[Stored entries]
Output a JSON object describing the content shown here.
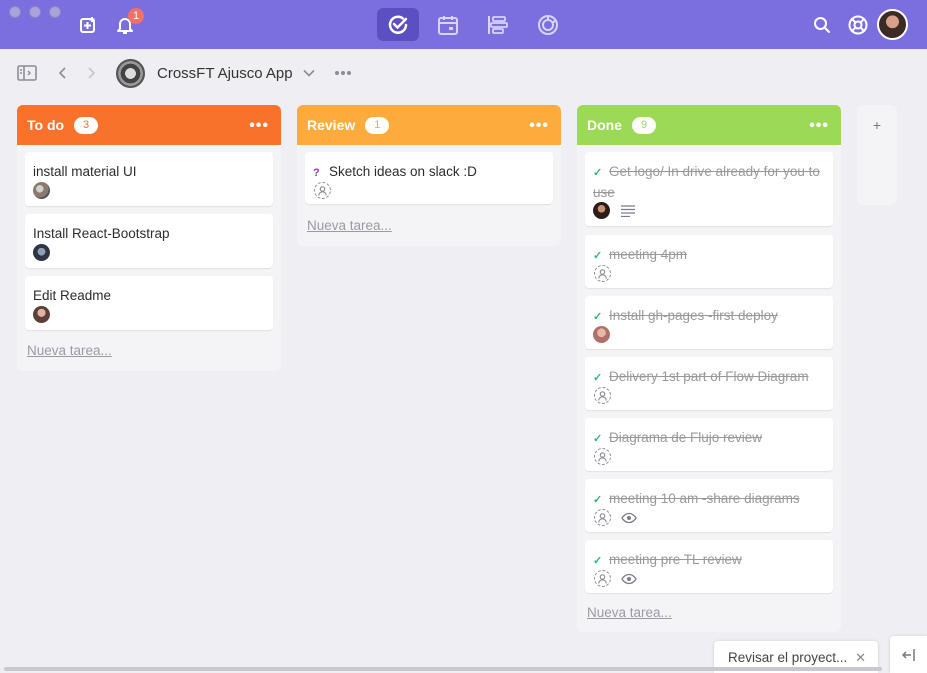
{
  "topbar": {
    "notification_count": "1",
    "colors": {
      "bar": "#7b6fe0",
      "active": "#5b4fc2"
    },
    "icons": [
      "new-task-icon",
      "bell-icon",
      "home-tasks-icon",
      "calendar-icon",
      "timeline-icon",
      "dashboard-icon",
      "search-icon",
      "help-lifebuoy-icon",
      "user-avatar"
    ]
  },
  "subheader": {
    "project_name": "CrossFT Ajusco App"
  },
  "columns": [
    {
      "title": "To do",
      "count": "3",
      "color": "#f8722c",
      "cards": [
        {
          "title": "install material UI"
        },
        {
          "title": "Install React-Bootstrap"
        },
        {
          "title": "Edit Readme"
        }
      ],
      "new_task": "Nueva tarea..."
    },
    {
      "title": "Review",
      "count": "1",
      "color": "#fdab3d",
      "cards": [
        {
          "mark": "?",
          "title": "Sketch ideas on slack :D"
        }
      ],
      "new_task": "Nueva tarea..."
    },
    {
      "title": "Done",
      "count": "9",
      "color": "#9cd956",
      "cards": [
        {
          "mark": "✓",
          "title": "Get logo/ In drive already for you to use"
        },
        {
          "mark": "✓",
          "title": "meeting 4pm"
        },
        {
          "mark": "✓",
          "title": "Install gh-pages -first deploy"
        },
        {
          "mark": "✓",
          "title": "Delivery 1st part of Flow Diagram"
        },
        {
          "mark": "✓",
          "title": "Diagrama de Flujo review"
        },
        {
          "mark": "✓",
          "title": "meeting 10 am -share diagrams"
        },
        {
          "mark": "✓",
          "title": "meeting pre TL review"
        }
      ],
      "new_task": "Nueva tarea..."
    }
  ],
  "add_column_label": "+",
  "toast": {
    "label": "Revisar el proyect..."
  }
}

Written exercise:
Give the number of lines that carry the word "meeting", with nothing added.

Exercise solution:
3